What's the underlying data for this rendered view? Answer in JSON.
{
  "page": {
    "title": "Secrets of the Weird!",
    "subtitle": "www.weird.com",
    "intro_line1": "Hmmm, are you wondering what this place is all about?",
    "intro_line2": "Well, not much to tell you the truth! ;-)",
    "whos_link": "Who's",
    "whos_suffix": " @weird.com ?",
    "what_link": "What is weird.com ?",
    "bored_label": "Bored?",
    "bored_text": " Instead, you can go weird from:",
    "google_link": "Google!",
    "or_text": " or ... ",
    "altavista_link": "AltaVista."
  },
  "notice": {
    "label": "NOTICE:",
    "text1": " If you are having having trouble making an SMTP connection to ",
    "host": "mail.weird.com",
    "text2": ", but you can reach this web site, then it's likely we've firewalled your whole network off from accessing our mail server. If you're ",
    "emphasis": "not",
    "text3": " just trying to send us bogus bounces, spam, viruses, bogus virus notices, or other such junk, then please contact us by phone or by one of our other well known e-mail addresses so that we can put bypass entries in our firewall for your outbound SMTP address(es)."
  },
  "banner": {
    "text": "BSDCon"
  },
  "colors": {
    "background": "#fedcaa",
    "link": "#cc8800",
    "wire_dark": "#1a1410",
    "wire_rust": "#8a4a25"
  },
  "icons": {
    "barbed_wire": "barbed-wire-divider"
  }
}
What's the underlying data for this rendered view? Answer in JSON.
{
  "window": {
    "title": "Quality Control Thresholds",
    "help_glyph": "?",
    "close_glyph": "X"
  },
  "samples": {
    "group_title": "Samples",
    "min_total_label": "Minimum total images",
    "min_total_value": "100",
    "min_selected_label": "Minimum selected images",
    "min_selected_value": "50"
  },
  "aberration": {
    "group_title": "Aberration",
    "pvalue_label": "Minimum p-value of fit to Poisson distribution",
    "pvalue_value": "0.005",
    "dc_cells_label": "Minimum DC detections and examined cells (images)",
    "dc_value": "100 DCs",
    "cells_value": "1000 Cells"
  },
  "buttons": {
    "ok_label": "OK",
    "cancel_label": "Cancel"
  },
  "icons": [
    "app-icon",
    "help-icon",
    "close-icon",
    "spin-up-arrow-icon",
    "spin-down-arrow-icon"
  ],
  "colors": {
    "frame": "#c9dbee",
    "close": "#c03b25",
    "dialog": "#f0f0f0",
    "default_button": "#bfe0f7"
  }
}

★ ★ ★ ★

§ **EXERCISE DIRECTIONS**:
Write out all records exactly, keeping every detail.

§ **EXPECTED ANSWER**:
What's the underlying data for this rendered view? Answer in JSON.
{
  "page": {
    "title": "Secrets of the Weird!",
    "subtitle": "www.weird.com",
    "intro_line1": "Hmmm, are you wondering what this place is all about?",
    "intro_line2": "Well, not much to tell you the truth! ;-)",
    "whos_link": "Who's",
    "whos_suffix": " @weird.com ?",
    "what_link": "What is weird.com ?",
    "bored_label": "Bored?",
    "bored_text": " Instead, you can go weird from:",
    "google_link": "Google!",
    "or_text": " or ... ",
    "altavista_link": "AltaVista."
  },
  "notice": {
    "label": "NOTICE:",
    "text1": " If you are having having trouble making an SMTP connection to ",
    "host": "mail.weird.com",
    "text2": ", but you can reach this web site, then it's likely we've firewalled your whole network off from accessing our mail server. If you're ",
    "emphasis": "not",
    "text3": " just trying to send us bogus bounces, spam, viruses, bogus virus notices, or other such junk, then please contact us by phone or by one of our other well known e-mail addresses so that we can put bypass entries in our firewall for your outbound SMTP address(es)."
  },
  "banner": {
    "text": "BSDCon"
  },
  "colors": {
    "background": "#fedcaa",
    "link": "#cc8800",
    "wire_dark": "#1a1410",
    "wire_rust": "#8a4a25"
  },
  "icons": {
    "barbed_wire": "barbed-wire-divider"
  }
}
What's the underlying data for this rendered view? Answer in JSON.
{
  "window": {
    "title": "Quality Control Thresholds",
    "help_glyph": "?",
    "close_glyph": "X"
  },
  "samples": {
    "group_title": "Samples",
    "min_total_label": "Minimum total images",
    "min_total_value": "100",
    "min_selected_label": "Minimum selected images",
    "min_selected_value": "50"
  },
  "aberration": {
    "group_title": "Aberration",
    "pvalue_label": "Minimum p-value of fit to Poisson distribution",
    "pvalue_value": "0.005",
    "dc_cells_label": "Minimum DC detections and examined cells (images)",
    "dc_value": "100 DCs",
    "cells_value": "1000 Cells"
  },
  "buttons": {
    "ok_label": "OK",
    "cancel_label": "Cancel"
  },
  "icons": [
    "app-icon",
    "help-icon",
    "close-icon",
    "spin-up-arrow-icon",
    "spin-down-arrow-icon"
  ],
  "colors": {
    "frame": "#c9dbee",
    "close": "#c03b25",
    "dialog": "#f0f0f0",
    "default_button": "#bfe0f7"
  }
}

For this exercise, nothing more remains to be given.